Text:
>>>
Brings the Shadowplay game recorder to mobile machines
Wed Mar 12 2014, 16:00

CHIP DESIGNER Nvidia has unveiled what it is calling "the fastest graphics processing units (GPUs) ever launched" for notebooks, with four models that make up the Geforce 800M series - the GTX 850M, the GTX 860M, GTX 870M and GTX 880M.

Nvidia said the GPUs deliver double-digit increases in performance, 15 percent for the 880M and 30 percent for the 870M, both of which use Nvidia's Kepler architecture, and improvements of 40 percent for the 860M and 60 percent for the 850M, which are based on its Maxwell architecture.

Nvidia Logo

The entry-level GPU in the 800M series is the GTX 850M, which Nvidia said can play AAA gaming titles at HD 1080p resolution with game settings on "high" and will appear in smaller, slimmer and lighter notebooks.

Speaking to The INQUIRER, Nvidia's product marketing manager of Tegra mobile processors and Geforce GPUs, Mark Aevermann said, "A lot of that is to do with the fact that Maxwell is much more powerful than its predecessor and much more efficient, so the types of experiences you can get on those notebooks [with that GPU] are going to go way up," 

The Nvidia GTX 850M is said to be 30 percent faster than the record-setting performance king three years ago, the Geforce 580M but is also much more affordable, making the "rich PC gaming experience more accessible".

Perhaps the most notable feature this mobile GPU line brings to market is some new features within Geforce Experience, which are arriving on notebooks for the first time. The additions to the tool are what Nvidia said are "big requested features" by end users, offering intricate game settings optimisation, automatic driver downloads and a gameplay recording function called Shadowplay, which were previously only available on desktop GPUs.

However, the feature Nvidia identified as the most significant in the introduction of the 800M series is Batteryboost, which it said can deliver twice the game-playing time on notebook battery packs than was previously possible when unplugged from mains power.
<<<
Complete the following:
**1)** From the Geforce 800M article, reproduce everything from "Nvidia said the" down to "and lighter notebooks.".
**2)** Answer these about the Geforce 800M article:
(a) Which Nvidia architecture are the GTX 860M and GTX 850M based on?
(b) Which GPU from three years earlier is the GTX 850M said to be 30 percent faster than?
(c) What does Nvidia say Batteryboost can deliver?

Data entries:
>>>
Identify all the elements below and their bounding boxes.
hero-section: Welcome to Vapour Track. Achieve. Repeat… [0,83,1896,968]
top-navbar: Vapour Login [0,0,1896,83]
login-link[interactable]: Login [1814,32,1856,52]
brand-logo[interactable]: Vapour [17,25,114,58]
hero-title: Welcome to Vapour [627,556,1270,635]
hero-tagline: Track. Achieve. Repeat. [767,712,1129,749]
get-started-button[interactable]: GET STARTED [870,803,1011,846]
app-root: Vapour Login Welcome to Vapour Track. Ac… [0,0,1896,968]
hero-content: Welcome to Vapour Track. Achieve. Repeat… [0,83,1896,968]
<<<
Answers given:
**1)**
Nvidia said the GPUs deliver double-digit increases in performance, 15 percent for the 880M and 30 percent for the 870M, both of which use Nvidia's Kepler architecture, and improvements of 40 percent for the 860M and 60 percent for the 850M, which are based on its Maxwell architecture.

Nvidia Logo

The entry-level GPU in the 800M series is the GTX 850M, which Nvidia said can play AAA gaming titles at HD 1080p resolution with game settings on "high" and will appear in smaller, slimmer and lighter notebooks.

**2)**
(a) Maxwell.
(b) The Geforce 580M.
(c) Twice the game-playing time on notebook battery packs than was previously possible when unplugged from mains power.